(Data tied to figure images)

------

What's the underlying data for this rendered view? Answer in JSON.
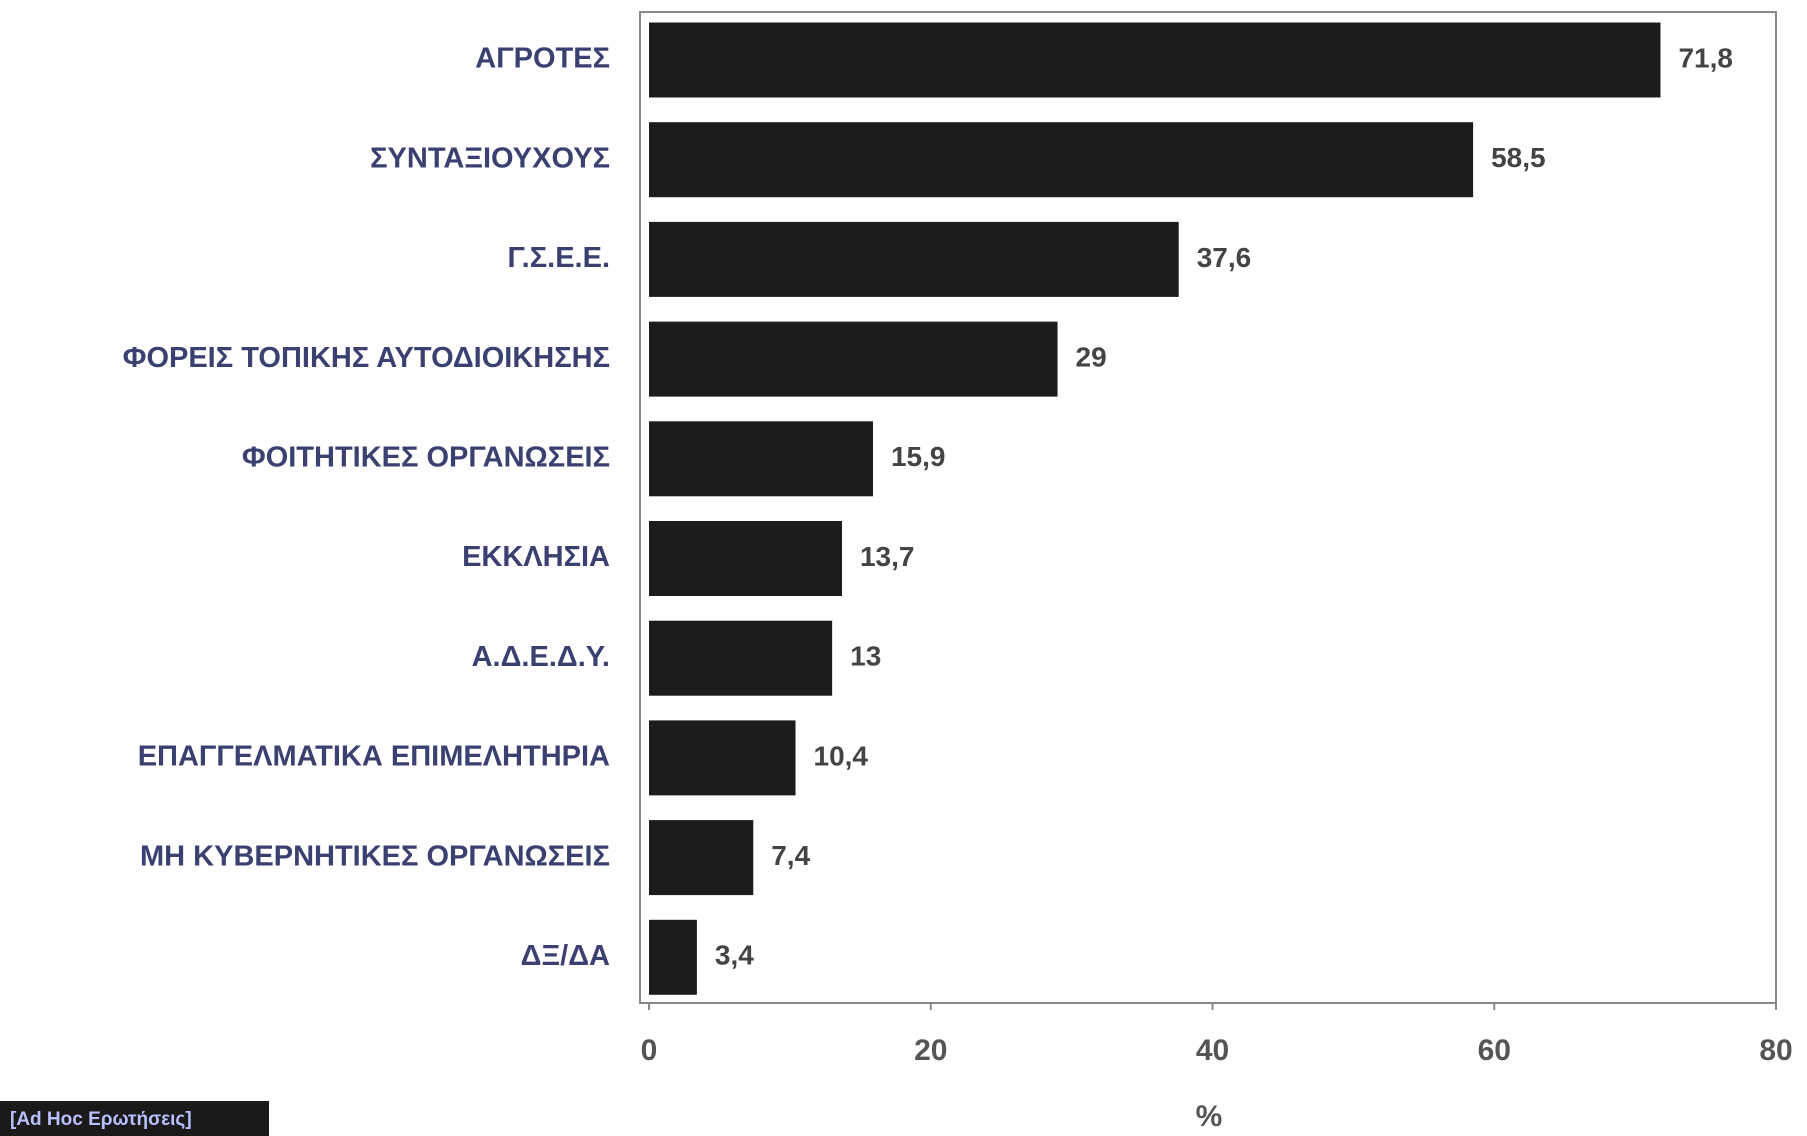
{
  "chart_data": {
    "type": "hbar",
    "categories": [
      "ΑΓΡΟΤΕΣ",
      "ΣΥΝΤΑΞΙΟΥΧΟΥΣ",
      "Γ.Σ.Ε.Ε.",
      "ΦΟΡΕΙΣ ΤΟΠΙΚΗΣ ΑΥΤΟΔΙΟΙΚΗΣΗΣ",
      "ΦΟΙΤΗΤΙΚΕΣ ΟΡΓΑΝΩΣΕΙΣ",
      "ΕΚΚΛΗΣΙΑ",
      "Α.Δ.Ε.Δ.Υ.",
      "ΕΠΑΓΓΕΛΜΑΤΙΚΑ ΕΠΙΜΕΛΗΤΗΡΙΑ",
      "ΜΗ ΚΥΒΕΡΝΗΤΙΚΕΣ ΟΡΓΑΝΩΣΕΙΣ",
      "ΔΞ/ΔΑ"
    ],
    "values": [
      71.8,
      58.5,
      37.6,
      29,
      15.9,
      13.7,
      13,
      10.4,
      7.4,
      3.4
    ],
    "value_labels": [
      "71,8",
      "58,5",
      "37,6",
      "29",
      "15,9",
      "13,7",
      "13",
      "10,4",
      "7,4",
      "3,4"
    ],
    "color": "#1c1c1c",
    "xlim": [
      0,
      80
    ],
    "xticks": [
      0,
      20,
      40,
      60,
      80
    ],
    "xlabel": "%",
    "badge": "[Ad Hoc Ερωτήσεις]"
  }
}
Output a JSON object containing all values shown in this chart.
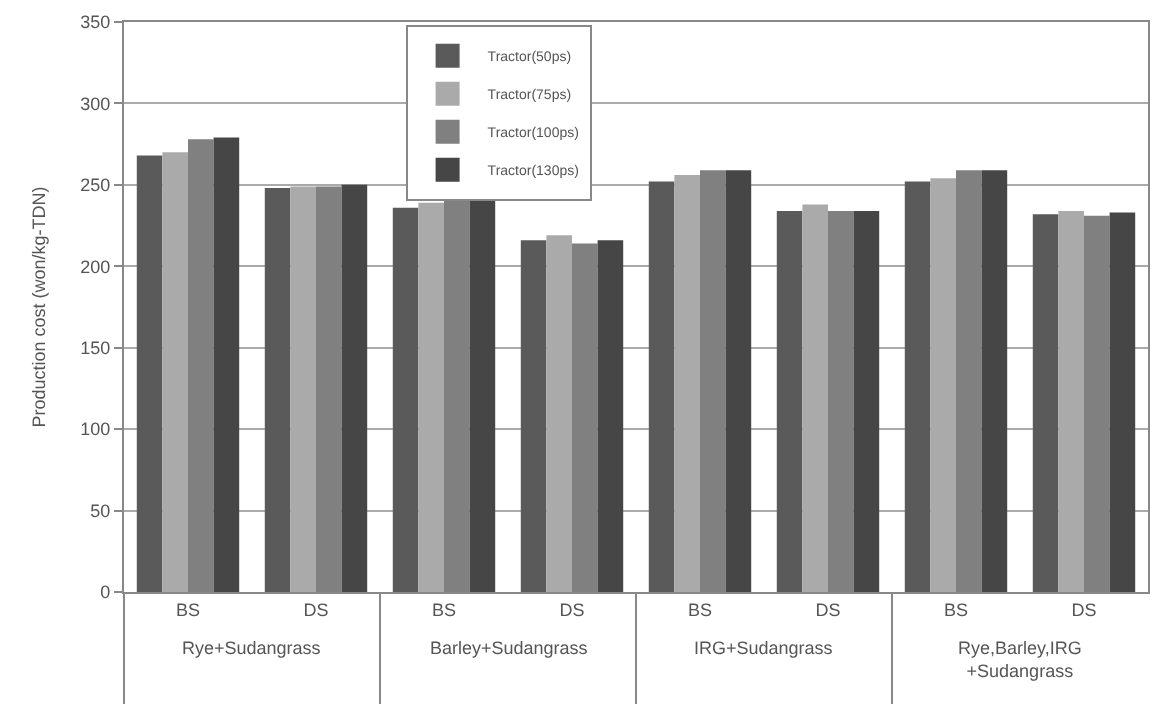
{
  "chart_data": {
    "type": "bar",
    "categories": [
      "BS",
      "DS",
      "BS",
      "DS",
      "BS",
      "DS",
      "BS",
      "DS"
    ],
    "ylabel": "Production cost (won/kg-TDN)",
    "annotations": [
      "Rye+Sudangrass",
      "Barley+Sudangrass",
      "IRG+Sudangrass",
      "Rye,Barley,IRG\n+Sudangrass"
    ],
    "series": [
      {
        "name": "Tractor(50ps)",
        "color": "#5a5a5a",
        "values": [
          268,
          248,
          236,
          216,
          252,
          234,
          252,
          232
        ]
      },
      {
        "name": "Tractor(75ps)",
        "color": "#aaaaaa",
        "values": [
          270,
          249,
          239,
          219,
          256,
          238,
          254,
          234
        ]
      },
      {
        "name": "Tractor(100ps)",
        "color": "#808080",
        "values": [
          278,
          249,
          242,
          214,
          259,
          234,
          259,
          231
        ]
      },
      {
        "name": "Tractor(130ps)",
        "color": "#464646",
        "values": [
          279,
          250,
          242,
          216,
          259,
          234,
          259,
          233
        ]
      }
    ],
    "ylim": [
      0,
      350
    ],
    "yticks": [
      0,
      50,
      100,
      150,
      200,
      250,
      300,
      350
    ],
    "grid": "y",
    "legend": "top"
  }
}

------

[Your instructions]
Leave out all pictures, then copy the remaining material exactly.

[Written response]
What's the underlying data for this rendered view? Answer in JSON.
{
  "chart_data": {
    "type": "hbar",
    "categories": [
      "ΑΓΡΟΤΕΣ",
      "ΣΥΝΤΑΞΙΟΥΧΟΥΣ",
      "Γ.Σ.Ε.Ε.",
      "ΦΟΡΕΙΣ ΤΟΠΙΚΗΣ ΑΥΤΟΔΙΟΙΚΗΣΗΣ",
      "ΦΟΙΤΗΤΙΚΕΣ ΟΡΓΑΝΩΣΕΙΣ",
      "ΕΚΚΛΗΣΙΑ",
      "Α.Δ.Ε.Δ.Υ.",
      "ΕΠΑΓΓΕΛΜΑΤΙΚΑ ΕΠΙΜΕΛΗΤΗΡΙΑ",
      "ΜΗ ΚΥΒΕΡΝΗΤΙΚΕΣ ΟΡΓΑΝΩΣΕΙΣ",
      "ΔΞ/ΔΑ"
    ],
    "values": [
      71.8,
      58.5,
      37.6,
      29,
      15.9,
      13.7,
      13,
      10.4,
      7.4,
      3.4
    ],
    "value_labels": [
      "71,8",
      "58,5",
      "37,6",
      "29",
      "15,9",
      "13,7",
      "13",
      "10,4",
      "7,4",
      "3,4"
    ],
    "color": "#1c1c1c",
    "xlim": [
      0,
      80
    ],
    "xticks": [
      0,
      20,
      40,
      60,
      80
    ],
    "xlabel": "%",
    "badge": "[Ad Hoc Ερωτήσεις]"
  }
}
Output a JSON object containing all values shown in this chart.
{
  "chart_data": {
    "type": "bar",
    "categories": [
      "BS",
      "DS",
      "BS",
      "DS",
      "BS",
      "DS",
      "BS",
      "DS"
    ],
    "ylabel": "Production cost (won/kg-TDN)",
    "annotations": [
      "Rye+Sudangrass",
      "Barley+Sudangrass",
      "IRG+Sudangrass",
      "Rye,Barley,IRG\n+Sudangrass"
    ],
    "series": [
      {
        "name": "Tractor(50ps)",
        "color": "#5a5a5a",
        "values": [
          268,
          248,
          236,
          216,
          252,
          234,
          252,
          232
        ]
      },
      {
        "name": "Tractor(75ps)",
        "color": "#aaaaaa",
        "values": [
          270,
          249,
          239,
          219,
          256,
          238,
          254,
          234
        ]
      },
      {
        "name": "Tractor(100ps)",
        "color": "#808080",
        "values": [
          278,
          249,
          242,
          214,
          259,
          234,
          259,
          231
        ]
      },
      {
        "name": "Tractor(130ps)",
        "color": "#464646",
        "values": [
          279,
          250,
          242,
          216,
          259,
          234,
          259,
          233
        ]
      }
    ],
    "ylim": [
      0,
      350
    ],
    "yticks": [
      0,
      50,
      100,
      150,
      200,
      250,
      300,
      350
    ],
    "grid": "y",
    "legend": "top"
  }
}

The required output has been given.